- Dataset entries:
+--

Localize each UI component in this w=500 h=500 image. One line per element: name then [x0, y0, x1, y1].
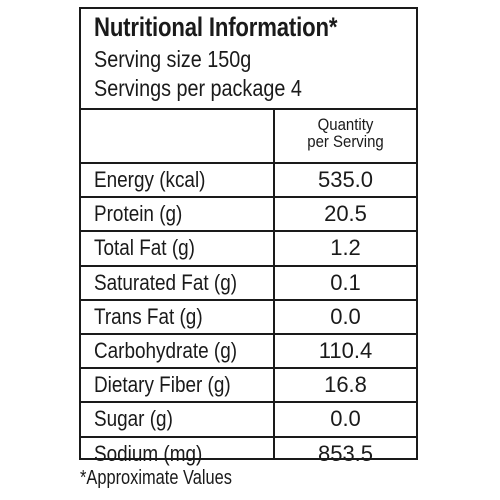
nutrient-label: Carbohydrate (g) [94, 337, 238, 363]
nutrient-table: Energy (kcal) 535.0 Protein (g) 20.5 Tot… [81, 164, 416, 470]
column-divider [273, 108, 275, 458]
nutrient-value: 0.0 [330, 303, 361, 329]
nutrient-label: Energy (kcal) [94, 167, 206, 192]
label-header: Nutritional Information* Serving size 15… [81, 9, 416, 110]
nutrient-value: 20.5 [324, 201, 367, 227]
nutrition-facts-panel: Nutritional Information* Serving size 15… [79, 7, 418, 466]
nutrient-value: 110.4 [318, 337, 373, 363]
nutrient-row-protein: Protein (g) 20.5 [81, 198, 416, 233]
nutrient-label: Protein (g) [94, 201, 183, 227]
nutrient-label: Dietary Fiber (g) [94, 372, 231, 398]
column-header-line2: per Serving [307, 132, 384, 151]
quantity-column-header: Quantity per Serving [275, 110, 416, 162]
nutrient-row-trans-fat: Trans Fat (g) 0.0 [81, 301, 416, 335]
nutrient-value: 853.5 [317, 440, 374, 466]
nutrient-row-total-fat: Total Fat (g) 1.2 [81, 232, 416, 267]
servings-per-package: Servings per package 4 [94, 75, 302, 101]
serving-size: Serving size 150g [94, 46, 252, 72]
nutrient-label: Total Fat (g) [94, 235, 195, 261]
nutrient-row-energy: Energy (kcal) 535.0 [81, 164, 416, 199]
header-row-divider [81, 162, 416, 164]
nutrient-row-sodium: Sodium (mg) 853.5 [81, 438, 416, 470]
nutrient-row-carbohydrate: Carbohydrate (g) 110.4 [81, 335, 416, 370]
nutrient-label: Trans Fat (g) [94, 303, 203, 329]
nutrient-value: 16.8 [324, 372, 367, 398]
nutrient-value: 1.2 [330, 235, 361, 261]
nutrient-value: 0.1 [330, 269, 361, 295]
nutrient-label: Sodium (mg) [94, 440, 203, 466]
nutrient-value: 535.0 [317, 167, 374, 192]
nutrient-row-saturated-fat: Saturated Fat (g) 0.1 [81, 267, 416, 301]
approximate-values-footnote: *Approximate Values [80, 467, 232, 489]
nutrient-value: 0.0 [330, 406, 361, 432]
label-title: Nutritional Information* [94, 12, 338, 42]
nutrient-row-sugar: Sugar (g) 0.0 [81, 403, 416, 438]
nutrient-label: Sugar (g) [94, 406, 173, 432]
nutrient-row-dietary-fiber: Dietary Fiber (g) 16.8 [81, 369, 416, 404]
nutrient-label: Saturated Fat (g) [94, 269, 238, 295]
column-header-line1: Quantity [317, 115, 374, 134]
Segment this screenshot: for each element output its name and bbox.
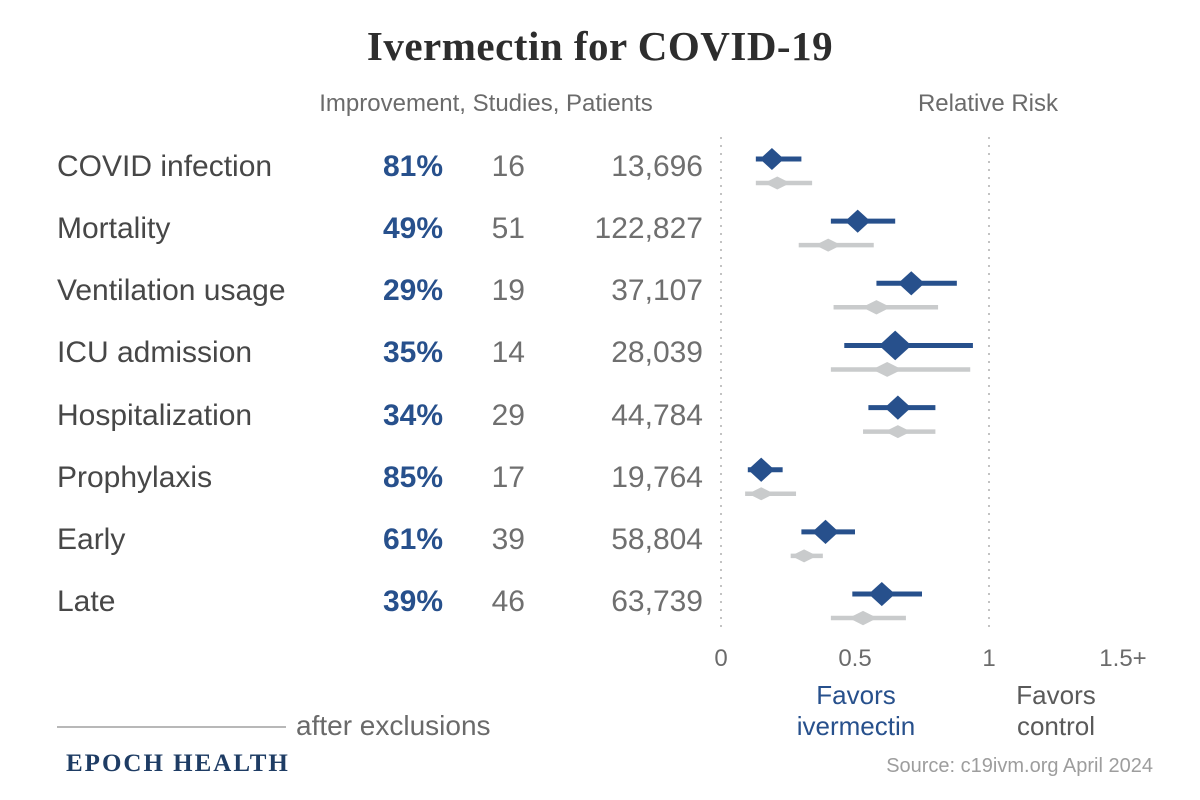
table-row: ICU admission 35% 14 28,039: [0, 322, 720, 384]
patients-count: 19,764: [611, 460, 703, 494]
studies-count: 51: [491, 212, 525, 246]
table-row: COVID infection 81% 16 13,696: [0, 136, 720, 198]
diamond-primary: [812, 519, 839, 544]
outcome-label: Ventilation usage: [57, 274, 286, 308]
patients-count: 37,107: [611, 274, 703, 308]
diamond-primary: [759, 148, 784, 170]
improvement-value: 34%: [382, 398, 443, 432]
improvement-value: 61%: [382, 522, 443, 556]
table-row: Hospitalization 34% 29 44,784: [0, 385, 720, 447]
table-row: Early 61% 39 58,804: [0, 509, 720, 571]
patients-count: 28,039: [611, 336, 703, 370]
diamond-primary: [748, 457, 775, 482]
table-row: Late 39% 46 63,739: [0, 571, 720, 633]
favors-ivermectin-line1: Favors: [816, 680, 896, 710]
favors-control-label: Favors control: [936, 680, 1176, 742]
after-exclusions-label: after exclusions: [296, 710, 491, 741]
improvement-value: 39%: [382, 585, 443, 619]
chart-header: Relative Risk: [917, 90, 1059, 117]
studies-count: 19: [491, 274, 525, 308]
improvement-value: 35%: [382, 336, 443, 370]
studies-count: 39: [491, 522, 525, 556]
source-attribution: Source: c19ivm.org April 2024: [886, 755, 1153, 777]
studies-count: 29: [491, 398, 525, 432]
forest-plot: [720, 137, 990, 632]
x-axis-tick-label: 1.5+: [1099, 645, 1147, 672]
outcome-label: Prophylaxis: [57, 460, 213, 494]
improvement-value: 29%: [382, 274, 443, 308]
outcome-label: Mortality: [57, 212, 171, 246]
diamond-primary: [898, 271, 925, 296]
studies-count: 17: [491, 460, 525, 494]
patients-count: 122,827: [594, 212, 703, 246]
diamond-primary: [884, 395, 912, 420]
diamond-after-exclusions: [764, 176, 791, 190]
x-axis-tick-label: 1: [982, 645, 996, 672]
outcome-label: Late: [57, 585, 116, 619]
brand-logo: EPOCH HEALTH: [66, 750, 290, 777]
studies-count: 16: [491, 150, 525, 183]
studies-count: 46: [491, 585, 525, 619]
patients-count: 13,696: [611, 150, 703, 183]
page-title: Ivermectin for COVID-19: [366, 23, 834, 69]
outcome-label: COVID infection: [57, 150, 273, 183]
outcome-label: Early: [57, 522, 126, 556]
table-row: Ventilation usage 29% 19 37,107: [0, 260, 720, 322]
outcome-label: Hospitalization: [57, 398, 253, 432]
table-columns-header: Improvement, Studies, Patients: [319, 90, 653, 117]
improvement-value: 49%: [382, 212, 443, 246]
diamond-after-exclusions: [748, 487, 775, 501]
diamond-after-exclusions: [884, 425, 911, 439]
diamond-primary: [868, 581, 895, 607]
diamond-after-exclusions: [862, 300, 891, 315]
diamond-after-exclusions: [848, 610, 878, 626]
diamond-after-exclusions: [791, 549, 818, 563]
after-exclusions-sample-line: [57, 726, 286, 728]
outcome-label: ICU admission: [57, 336, 253, 370]
diamond-primary: [879, 330, 912, 361]
patients-count: 58,804: [611, 522, 703, 556]
patients-count: 63,739: [611, 585, 703, 619]
favors-ivermectin-label: Favors ivermectin: [736, 680, 976, 742]
diamond-after-exclusions: [815, 238, 842, 252]
improvement-value: 85%: [382, 460, 443, 494]
diamond-primary: [845, 209, 871, 233]
patients-count: 44,784: [611, 398, 703, 432]
diamond-after-exclusions: [872, 361, 903, 377]
favors-ivermectin-line2: ivermectin: [796, 711, 916, 741]
table-row: Mortality 49% 51 122,827: [0, 198, 720, 260]
favors-control-line2: control: [1016, 711, 1096, 741]
x-axis-tick-label: 0: [714, 645, 728, 672]
studies-count: 14: [491, 336, 525, 370]
improvement-value: 81%: [382, 150, 443, 183]
favors-control-line1: Favors: [1016, 680, 1096, 710]
x-axis-tick-label: 0.5: [838, 645, 872, 672]
table-row: Prophylaxis 85% 17 19,764: [0, 447, 720, 509]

+--

- Required action: A verbatim copy of the records is needed, with all images omitted.

- Answer space:
Localize each UI component in this w=500 h=500 image. One line per element: name then [x0, y0, x1, y1].
nutrient-label: Carbohydrate (g) [94, 337, 238, 363]
nutrient-table: Energy (kcal) 535.0 Protein (g) 20.5 Tot… [81, 164, 416, 470]
column-divider [273, 108, 275, 458]
nutrient-value: 0.0 [330, 303, 361, 329]
nutrient-label: Energy (kcal) [94, 167, 206, 192]
label-header: Nutritional Information* Serving size 15… [81, 9, 416, 110]
nutrient-value: 20.5 [324, 201, 367, 227]
nutrition-facts-panel: Nutritional Information* Serving size 15… [79, 7, 418, 466]
nutrient-value: 110.4 [318, 337, 373, 363]
nutrient-row-protein: Protein (g) 20.5 [81, 198, 416, 233]
nutrient-label: Protein (g) [94, 201, 183, 227]
nutrient-label: Dietary Fiber (g) [94, 372, 231, 398]
column-header-line2: per Serving [307, 132, 384, 151]
quantity-column-header: Quantity per Serving [275, 110, 416, 162]
nutrient-row-trans-fat: Trans Fat (g) 0.0 [81, 301, 416, 335]
nutrient-value: 853.5 [317, 440, 374, 466]
nutrient-row-total-fat: Total Fat (g) 1.2 [81, 232, 416, 267]
servings-per-package: Servings per package 4 [94, 75, 302, 101]
serving-size: Serving size 150g [94, 46, 252, 72]
nutrient-label: Total Fat (g) [94, 235, 195, 261]
nutrient-row-energy: Energy (kcal) 535.0 [81, 164, 416, 199]
header-row-divider [81, 162, 416, 164]
nutrient-row-sodium: Sodium (mg) 853.5 [81, 438, 416, 470]
nutrient-row-carbohydrate: Carbohydrate (g) 110.4 [81, 335, 416, 370]
nutrient-label: Trans Fat (g) [94, 303, 203, 329]
nutrient-value: 16.8 [324, 372, 367, 398]
nutrient-value: 1.2 [330, 235, 361, 261]
nutrient-value: 0.1 [330, 269, 361, 295]
nutrient-label: Sodium (mg) [94, 440, 203, 466]
nutrient-value: 535.0 [317, 167, 374, 192]
nutrient-row-saturated-fat: Saturated Fat (g) 0.1 [81, 267, 416, 301]
approximate-values-footnote: *Approximate Values [80, 467, 232, 489]
nutrient-value: 0.0 [330, 406, 361, 432]
label-title: Nutritional Information* [94, 12, 338, 42]
nutrient-row-sugar: Sugar (g) 0.0 [81, 403, 416, 438]
nutrient-label: Sugar (g) [94, 406, 173, 432]
nutrient-row-dietary-fiber: Dietary Fiber (g) 16.8 [81, 369, 416, 404]
nutrient-label: Saturated Fat (g) [94, 269, 238, 295]
column-header-line1: Quantity [317, 115, 374, 134]
Segment this screenshot: for each element output its name and bbox.
table-row: ICU admission 35% 14 28,039: [0, 322, 720, 384]
patients-count: 19,764: [611, 460, 703, 494]
studies-count: 51: [491, 212, 525, 246]
table-row: COVID infection 81% 16 13,696: [0, 136, 720, 198]
diamond-primary: [812, 519, 839, 544]
outcome-label: Ventilation usage: [57, 274, 286, 308]
patients-count: 37,107: [611, 274, 703, 308]
diamond-primary: [759, 148, 784, 170]
improvement-value: 34%: [382, 398, 443, 432]
improvement-value: 61%: [382, 522, 443, 556]
table-row: Hospitalization 34% 29 44,784: [0, 385, 720, 447]
table-row: Early 61% 39 58,804: [0, 509, 720, 571]
patients-count: 28,039: [611, 336, 703, 370]
diamond-primary: [748, 457, 775, 482]
table-row: Late 39% 46 63,739: [0, 571, 720, 633]
favors-ivermectin-line1: Favors: [816, 680, 896, 710]
favors-control-label: Favors control: [936, 680, 1176, 742]
after-exclusions-label: after exclusions: [296, 710, 491, 741]
improvement-value: 39%: [382, 585, 443, 619]
chart-header: Relative Risk: [917, 90, 1059, 117]
studies-count: 19: [491, 274, 525, 308]
improvement-value: 35%: [382, 336, 443, 370]
studies-count: 39: [491, 522, 525, 556]
source-attribution: Source: c19ivm.org April 2024: [886, 755, 1153, 777]
studies-count: 29: [491, 398, 525, 432]
forest-plot: [720, 137, 990, 632]
x-axis-tick-label: 1.5+: [1099, 645, 1147, 672]
outcome-label: Prophylaxis: [57, 460, 213, 494]
improvement-value: 29%: [382, 274, 443, 308]
outcome-label: Mortality: [57, 212, 171, 246]
diamond-primary: [898, 271, 925, 296]
studies-count: 17: [491, 460, 525, 494]
patients-count: 122,827: [594, 212, 703, 246]
diamond-primary: [884, 395, 912, 420]
diamond-after-exclusions: [764, 176, 791, 190]
x-axis-tick-label: 1: [982, 645, 996, 672]
outcome-label: Late: [57, 585, 116, 619]
brand-logo: EPOCH HEALTH: [66, 750, 290, 777]
studies-count: 16: [491, 150, 525, 183]
studies-count: 46: [491, 585, 525, 619]
patients-count: 13,696: [611, 150, 703, 183]
page-title: Ivermectin for COVID-19: [366, 23, 834, 69]
outcome-label: COVID infection: [57, 150, 273, 183]
outcome-label: Early: [57, 522, 126, 556]
table-row: Ventilation usage 29% 19 37,107: [0, 260, 720, 322]
outcome-label: Hospitalization: [57, 398, 253, 432]
table-columns-header: Improvement, Studies, Patients: [319, 90, 653, 117]
improvement-value: 49%: [382, 212, 443, 246]
diamond-after-exclusions: [748, 487, 775, 501]
diamond-after-exclusions: [884, 425, 911, 439]
diamond-primary: [868, 581, 895, 607]
diamond-after-exclusions: [862, 300, 891, 315]
diamond-after-exclusions: [848, 610, 878, 626]
diamond-after-exclusions: [791, 549, 818, 563]
after-exclusions-sample-line: [57, 726, 286, 728]
outcome-label: ICU admission: [57, 336, 253, 370]
diamond-primary: [879, 330, 912, 361]
patients-count: 58,804: [611, 522, 703, 556]
patients-count: 63,739: [611, 585, 703, 619]
favors-ivermectin-label: Favors ivermectin: [736, 680, 976, 742]
diamond-after-exclusions: [815, 238, 842, 252]
improvement-value: 85%: [382, 460, 443, 494]
diamond-primary: [845, 209, 871, 233]
patients-count: 44,784: [611, 398, 703, 432]
diamond-after-exclusions: [872, 361, 903, 377]
favors-ivermectin-line2: ivermectin: [796, 711, 916, 741]
table-row: Mortality 49% 51 122,827: [0, 198, 720, 260]
favors-control-line2: control: [1016, 711, 1096, 741]
x-axis-tick-label: 0: [714, 645, 728, 672]
studies-count: 14: [491, 336, 525, 370]
improvement-value: 81%: [382, 150, 443, 183]
favors-control-line1: Favors: [1016, 680, 1096, 710]
x-axis-tick-label: 0.5: [838, 645, 872, 672]
table-row: Prophylaxis 85% 17 19,764: [0, 447, 720, 509]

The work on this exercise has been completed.